DATA

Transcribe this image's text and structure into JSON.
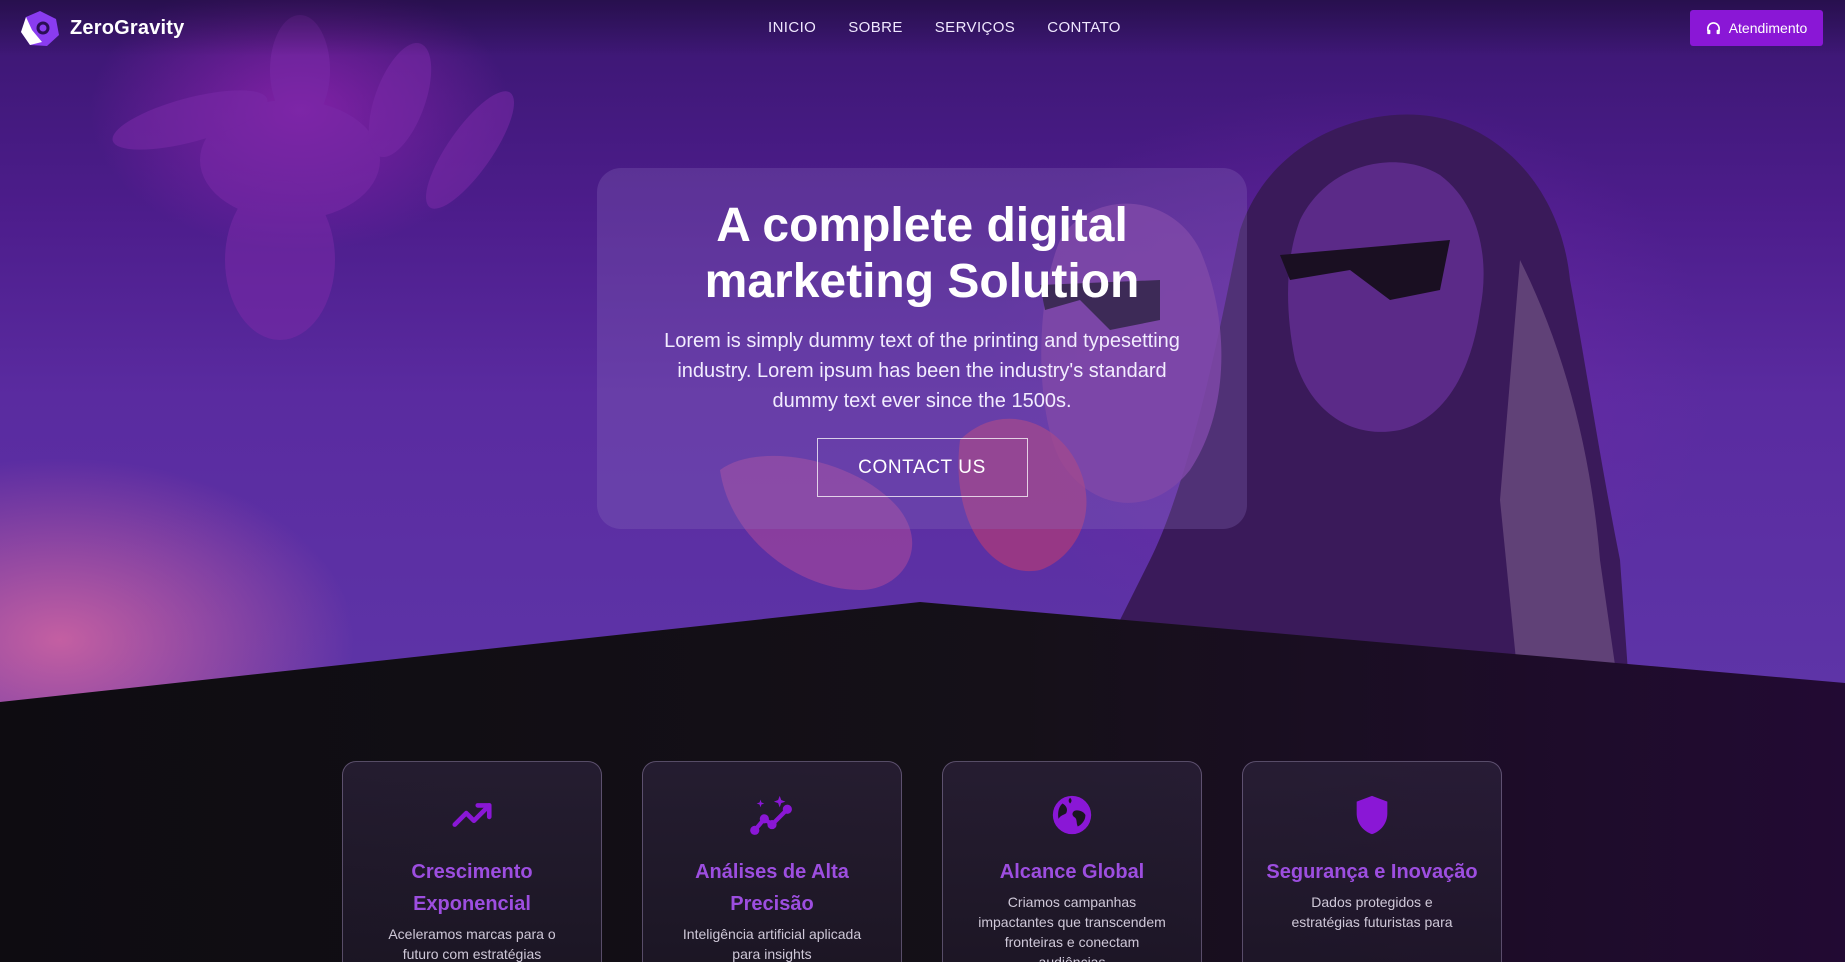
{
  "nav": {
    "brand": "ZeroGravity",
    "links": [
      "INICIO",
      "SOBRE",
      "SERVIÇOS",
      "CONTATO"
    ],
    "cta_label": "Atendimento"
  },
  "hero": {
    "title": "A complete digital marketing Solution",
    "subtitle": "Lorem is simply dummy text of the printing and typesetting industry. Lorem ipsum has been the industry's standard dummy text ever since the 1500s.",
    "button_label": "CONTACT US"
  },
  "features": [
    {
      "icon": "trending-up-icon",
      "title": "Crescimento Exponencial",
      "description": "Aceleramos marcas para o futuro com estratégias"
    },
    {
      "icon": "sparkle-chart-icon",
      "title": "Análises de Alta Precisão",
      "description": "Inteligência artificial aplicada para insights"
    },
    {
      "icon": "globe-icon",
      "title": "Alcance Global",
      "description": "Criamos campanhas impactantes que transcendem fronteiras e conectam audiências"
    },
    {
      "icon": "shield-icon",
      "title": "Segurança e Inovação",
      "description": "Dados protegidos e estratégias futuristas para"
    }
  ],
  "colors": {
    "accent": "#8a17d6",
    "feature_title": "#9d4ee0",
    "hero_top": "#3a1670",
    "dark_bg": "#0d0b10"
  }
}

EXERCISE INSTRUCTIONS
All of the entries need to be transcribed word for word; pictures are left out.

ANSWER FOR THE TASK
Transcribe this image's text and structure into JSON.
{
  "nav": {
    "brand": "ZeroGravity",
    "links": [
      "INICIO",
      "SOBRE",
      "SERVIÇOS",
      "CONTATO"
    ],
    "cta_label": "Atendimento"
  },
  "hero": {
    "title": "A complete digital marketing Solution",
    "subtitle": "Lorem is simply dummy text of the printing and typesetting industry. Lorem ipsum has been the industry's standard dummy text ever since the 1500s.",
    "button_label": "CONTACT US"
  },
  "features": [
    {
      "icon": "trending-up-icon",
      "title": "Crescimento Exponencial",
      "description": "Aceleramos marcas para o futuro com estratégias"
    },
    {
      "icon": "sparkle-chart-icon",
      "title": "Análises de Alta Precisão",
      "description": "Inteligência artificial aplicada para insights"
    },
    {
      "icon": "globe-icon",
      "title": "Alcance Global",
      "description": "Criamos campanhas impactantes que transcendem fronteiras e conectam audiências"
    },
    {
      "icon": "shield-icon",
      "title": "Segurança e Inovação",
      "description": "Dados protegidos e estratégias futuristas para"
    }
  ],
  "colors": {
    "accent": "#8a17d6",
    "feature_title": "#9d4ee0",
    "hero_top": "#3a1670",
    "dark_bg": "#0d0b10"
  }
}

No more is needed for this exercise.